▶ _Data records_
══════════

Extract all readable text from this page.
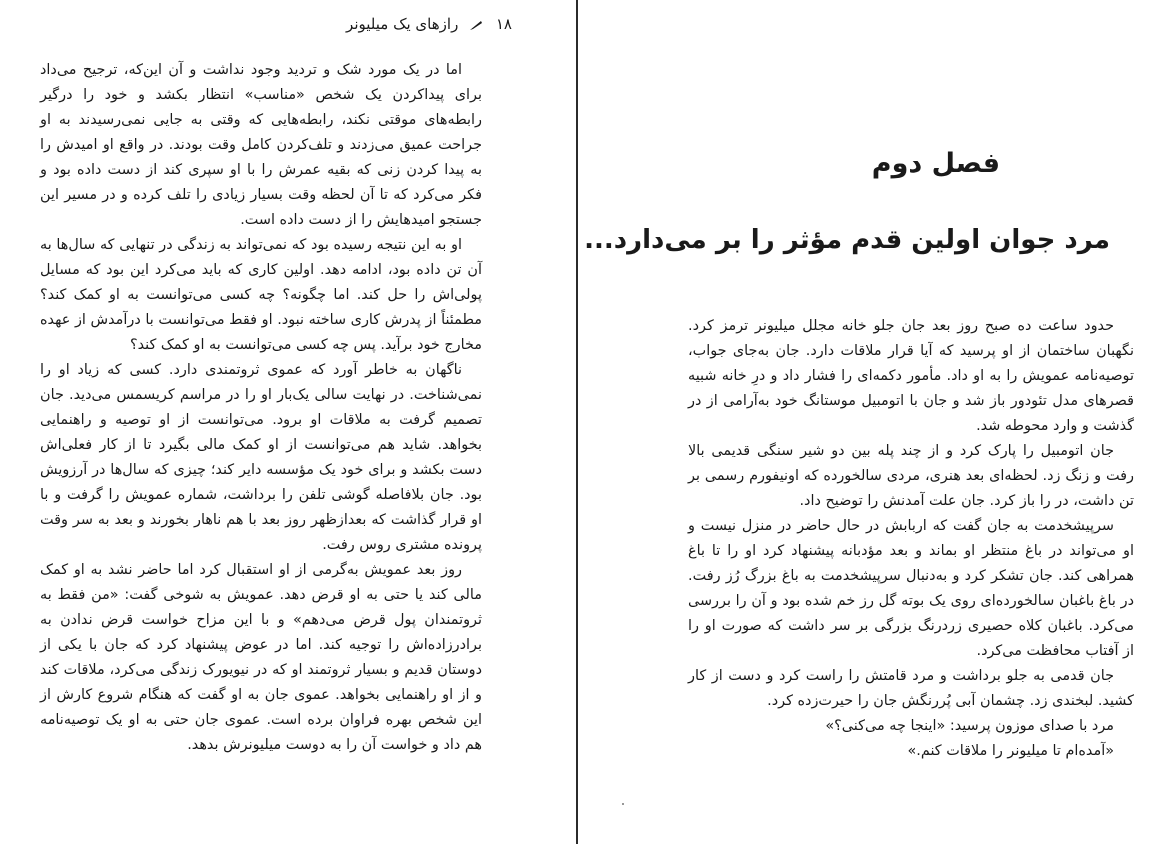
۱۸  رازهای یک میلیونر

اما در یک مورد شک و تردید وجود نداشت و آن این‌که، ترجیح می‌داد برای پیداکردن یک شخص «مناسب» انتظار بکشد و خود را درگیر رابطه‌های موقتی نکند، رابطه‌هایی که وقتی به جایی نمی‌رسیدند به او جراحت عمیق می‌زدند و تلف‌کردن کامل وقت بودند. در واقع او امیدش را به پیدا کردن زنی که بقیه عمرش را با او سپری کند از دست داده بود و فکر می‌کرد که تا آن لحظه وقت بسیار زیادی را تلف کرده و در مسیر این جستجو امیدهایش را از دست داده است.

او به این نتیجه رسیده بود که نمی‌تواند به زندگی در تنهایی که سال‌ها به آن تن داده بود، ادامه دهد. اولین کاری که باید می‌کرد این بود که مسایل پولی‌اش را حل کند. اما چگونه؟ چه کسی می‌توانست به او کمک کند؟ مطمئناً از پدرش کاری ساخته نبود. او فقط می‌توانست با درآمدش از عهده مخارج خود برآید. پس چه کسی می‌توانست به او کمک کند؟

ناگهان به خاطر آورد که عموی ثروتمندی دارد. کسی که زیاد او را نمی‌شناخت. در نهایت سالی یک‌بار او را در مراسم کریسمس می‌دید. جان تصمیم گرفت به ملاقات او برود. می‌توانست از او توصیه و راهنمایی بخواهد. شاید هم می‌توانست از او کمک مالی بگیرد تا از کار فعلی‌اش دست بکشد و برای خود یک مؤسسه دایر کند؛ چیزی که سال‌ها در آرزویش بود. جان بلافاصله گوشی تلفن را برداشت، شماره عمویش را گرفت و با او قرار گذاشت که بعدازظهر روز بعد با هم ناهار بخورند و بعد به سر وقت پرونده مشتری روس رفت.

روز بعد عمویش به‌گرمی از او استقبال کرد اما حاضر نشد به او کمک مالی کند یا حتی به او قرض دهد. عمویش به شوخی گفت: «من فقط به ثروتمندان پول قرض می‌دهم» و با این مزاح خواست قرض ندادن به برادرزاده‌اش را توجیه کند. اما در عوض پیشنهاد کرد که جان با یکی از دوستان قدیم و بسیار ثروتمند او که در نیویورک زندگی می‌کرد، ملاقات کند و از او راهنمایی بخواهد. عموی جان به او گفت که هنگام شروع کارش از این شخص بهره فراوان برده است. عموی جان حتی به او یک توصیه‌نامه هم داد و خواست آن را به دوست میلیونرش بدهد.

فصل دوم
مرد جوان اولین قدم مؤثر را بر می‌دارد...

حدود ساعت ده صبح روز بعد جان جلو خانه مجلل میلیونر ترمز کرد. نگهبان ساختمان از او پرسید که آیا قرار ملاقات دارد. جان به‌جای جواب، توصیه‌نامه عمویش را به او داد. مأمور دکمه‌ای را فشار داد و درِ خانه شبیه قصرهای مدل تئودور باز شد و جان با اتومبیل موستانگ خود به‌آرامی از در گذشت و وارد محوطه شد.

جان اتومبیل را پارک کرد و از چند پله بین دو شیر سنگی قدیمی بالا رفت و زنگ زد. لحظه‌ای بعد هنری، مردی سالخورده که اونیفورم رسمی بر تن داشت، در را باز کرد. جان علت آمدنش را توضیح داد.

سرپیشخدمت به جان گفت که اربابش در حال حاضر در منزل نیست و او می‌تواند در باغ منتظر او بماند و بعد مؤدبانه پیشنهاد کرد او را تا باغ همراهی کند. جان تشکر کرد و به‌دنبال سرپیشخدمت به باغ بزرگ رُز رفت. در باغ باغبان سالخورده‌ای روی یک بوته گل رز خم شده بود و آن را بررسی می‌کرد. باغبان کلاه حصیری زردرنگ بزرگی بر سر داشت که صورت او را از آفتاب محافظت می‌کرد.

جان قدمی به جلو برداشت و مرد قامتش را راست کرد و دست از کار کشید. لبخندی زد. چشمان آبی پُررنگش جان را حیرت‌زده کرد.

مرد با صدای موزون پرسید: «اینجا چه می‌کنی؟»

«آمده‌ام تا میلیونر را ملاقات کنم.»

══════════

Your task is to copy the entries in full and exactly, without any images.

▶ _Problem solution_
Extract all readable text from this page.
۱۸  رازهای یک میلیونر

اما در یک مورد شک و تردید وجود نداشت و آن این‌که، ترجیح می‌داد برای پیداکردن یک شخص «مناسب» انتظار بکشد و خود را درگیر رابطه‌های موقتی نکند، رابطه‌هایی که وقتی به جایی نمی‌رسیدند به او جراحت عمیق می‌زدند و تلف‌کردن کامل وقت بودند. در واقع او امیدش را به پیدا کردن زنی که بقیه عمرش را با او سپری کند از دست داده بود و فکر می‌کرد که تا آن لحظه وقت بسیار زیادی را تلف کرده و در مسیر این جستجو امیدهایش را از دست داده است.

او به این نتیجه رسیده بود که نمی‌تواند به زندگی در تنهایی که سال‌ها به آن تن داده بود، ادامه دهد. اولین کاری که باید می‌کرد این بود که مسایل پولی‌اش را حل کند. اما چگونه؟ چه کسی می‌توانست به او کمک کند؟ مطمئناً از پدرش کاری ساخته نبود. او فقط می‌توانست با درآمدش از عهده مخارج خود برآید. پس چه کسی می‌توانست به او کمک کند؟

ناگهان به خاطر آورد که عموی ثروتمندی دارد. کسی که زیاد او را نمی‌شناخت. در نهایت سالی یک‌بار او را در مراسم کریسمس می‌دید. جان تصمیم گرفت به ملاقات او برود. می‌توانست از او توصیه و راهنمایی بخواهد. شاید هم می‌توانست از او کمک مالی بگیرد تا از کار فعلی‌اش دست بکشد و برای خود یک مؤسسه دایر کند؛ چیزی که سال‌ها در آرزویش بود. جان بلافاصله گوشی تلفن را برداشت، شماره عمویش را گرفت و با او قرار گذاشت که بعدازظهر روز بعد با هم ناهار بخورند و بعد به سر وقت پرونده مشتری روس رفت.

روز بعد عمویش به‌گرمی از او استقبال کرد اما حاضر نشد به او کمک مالی کند یا حتی به او قرض دهد. عمویش به شوخی گفت: «من فقط به ثروتمندان پول قرض می‌دهم» و با این مزاح خواست قرض ندادن به برادرزاده‌اش را توجیه کند. اما در عوض پیشنهاد کرد که جان با یکی از دوستان قدیم و بسیار ثروتمند او که در نیویورک زندگی می‌کرد، ملاقات کند و از او راهنمایی بخواهد. عموی جان به او گفت که هنگام شروع کارش از این شخص بهره فراوان برده است. عموی جان حتی به او یک توصیه‌نامه هم داد و خواست آن را به دوست میلیونرش بدهد.

فصل دوم
مرد جوان اولین قدم مؤثر را بر می‌دارد...

حدود ساعت ده صبح روز بعد جان جلو خانه مجلل میلیونر ترمز کرد. نگهبان ساختمان از او پرسید که آیا قرار ملاقات دارد. جان به‌جای جواب، توصیه‌نامه عمویش را به او داد. مأمور دکمه‌ای را فشار داد و درِ خانه شبیه قصرهای مدل تئودور باز شد و جان با اتومبیل موستانگ خود به‌آرامی از در گذشت و وارد محوطه شد.

جان اتومبیل را پارک کرد و از چند پله بین دو شیر سنگی قدیمی بالا رفت و زنگ زد. لحظه‌ای بعد هنری، مردی سالخورده که اونیفورم رسمی بر تن داشت، در را باز کرد. جان علت آمدنش را توضیح داد.

سرپیشخدمت به جان گفت که اربابش در حال حاضر در منزل نیست و او می‌تواند در باغ منتظر او بماند و بعد مؤدبانه پیشنهاد کرد او را تا باغ همراهی کند. جان تشکر کرد و به‌دنبال سرپیشخدمت به باغ بزرگ رُز رفت. در باغ باغبان سالخورده‌ای روی یک بوته گل رز خم شده بود و آن را بررسی می‌کرد. باغبان کلاه حصیری زردرنگ بزرگی بر سر داشت که صورت او را از آفتاب محافظت می‌کرد.

جان قدمی به جلو برداشت و مرد قامتش را راست کرد و دست از کار کشید. لبخندی زد. چشمان آبی پُررنگش جان را حیرت‌زده کرد.

مرد با صدای موزون پرسید: «اینجا چه می‌کنی؟»

«آمده‌ام تا میلیونر را ملاقات کنم.»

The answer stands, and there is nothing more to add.